# Work required
Print out the entries below with no edits.

# Input for this task

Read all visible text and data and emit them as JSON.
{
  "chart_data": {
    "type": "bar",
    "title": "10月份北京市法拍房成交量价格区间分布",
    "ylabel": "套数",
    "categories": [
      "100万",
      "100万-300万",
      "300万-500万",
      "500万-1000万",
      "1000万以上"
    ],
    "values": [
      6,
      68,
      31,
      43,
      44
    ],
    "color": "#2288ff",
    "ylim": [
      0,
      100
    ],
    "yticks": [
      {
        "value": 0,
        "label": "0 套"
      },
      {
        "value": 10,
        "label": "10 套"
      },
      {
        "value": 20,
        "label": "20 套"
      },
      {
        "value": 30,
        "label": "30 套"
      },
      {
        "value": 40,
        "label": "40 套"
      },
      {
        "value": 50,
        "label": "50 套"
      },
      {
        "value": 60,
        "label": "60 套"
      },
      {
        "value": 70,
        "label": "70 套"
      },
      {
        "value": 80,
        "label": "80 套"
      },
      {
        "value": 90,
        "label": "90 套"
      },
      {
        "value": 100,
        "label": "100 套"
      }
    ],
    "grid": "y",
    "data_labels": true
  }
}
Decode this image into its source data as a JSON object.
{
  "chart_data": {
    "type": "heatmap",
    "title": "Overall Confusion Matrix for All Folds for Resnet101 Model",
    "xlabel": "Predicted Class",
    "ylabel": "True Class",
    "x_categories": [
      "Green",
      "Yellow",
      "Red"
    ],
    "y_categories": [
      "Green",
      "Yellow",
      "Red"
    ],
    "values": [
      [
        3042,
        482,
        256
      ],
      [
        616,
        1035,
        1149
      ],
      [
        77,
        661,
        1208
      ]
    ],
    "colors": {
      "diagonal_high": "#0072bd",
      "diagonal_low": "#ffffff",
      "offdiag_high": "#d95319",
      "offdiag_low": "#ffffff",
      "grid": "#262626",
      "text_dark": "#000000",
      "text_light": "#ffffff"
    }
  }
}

# Reply
Read all visible text and data and emit them as JSON.
{
  "chart_data": {
    "type": "bar",
    "title": "10月份北京市法拍房成交量价格区间分布",
    "ylabel": "套数",
    "categories": [
      "100万",
      "100万-300万",
      "300万-500万",
      "500万-1000万",
      "1000万以上"
    ],
    "values": [
      6,
      68,
      31,
      43,
      44
    ],
    "color": "#2288ff",
    "ylim": [
      0,
      100
    ],
    "yticks": [
      {
        "value": 0,
        "label": "0 套"
      },
      {
        "value": 10,
        "label": "10 套"
      },
      {
        "value": 20,
        "label": "20 套"
      },
      {
        "value": 30,
        "label": "30 套"
      },
      {
        "value": 40,
        "label": "40 套"
      },
      {
        "value": 50,
        "label": "50 套"
      },
      {
        "value": 60,
        "label": "60 套"
      },
      {
        "value": 70,
        "label": "70 套"
      },
      {
        "value": 80,
        "label": "80 套"
      },
      {
        "value": 90,
        "label": "90 套"
      },
      {
        "value": 100,
        "label": "100 套"
      }
    ],
    "grid": "y",
    "data_labels": true
  }
}
Decode this image into its source data as a JSON object.
{
  "chart_data": {
    "type": "heatmap",
    "title": "Overall Confusion Matrix for All Folds for Resnet101 Model",
    "xlabel": "Predicted Class",
    "ylabel": "True Class",
    "x_categories": [
      "Green",
      "Yellow",
      "Red"
    ],
    "y_categories": [
      "Green",
      "Yellow",
      "Red"
    ],
    "values": [
      [
        3042,
        482,
        256
      ],
      [
        616,
        1035,
        1149
      ],
      [
        77,
        661,
        1208
      ]
    ],
    "colors": {
      "diagonal_high": "#0072bd",
      "diagonal_low": "#ffffff",
      "offdiag_high": "#d95319",
      "offdiag_low": "#ffffff",
      "grid": "#262626",
      "text_dark": "#000000",
      "text_light": "#ffffff"
    }
  }
}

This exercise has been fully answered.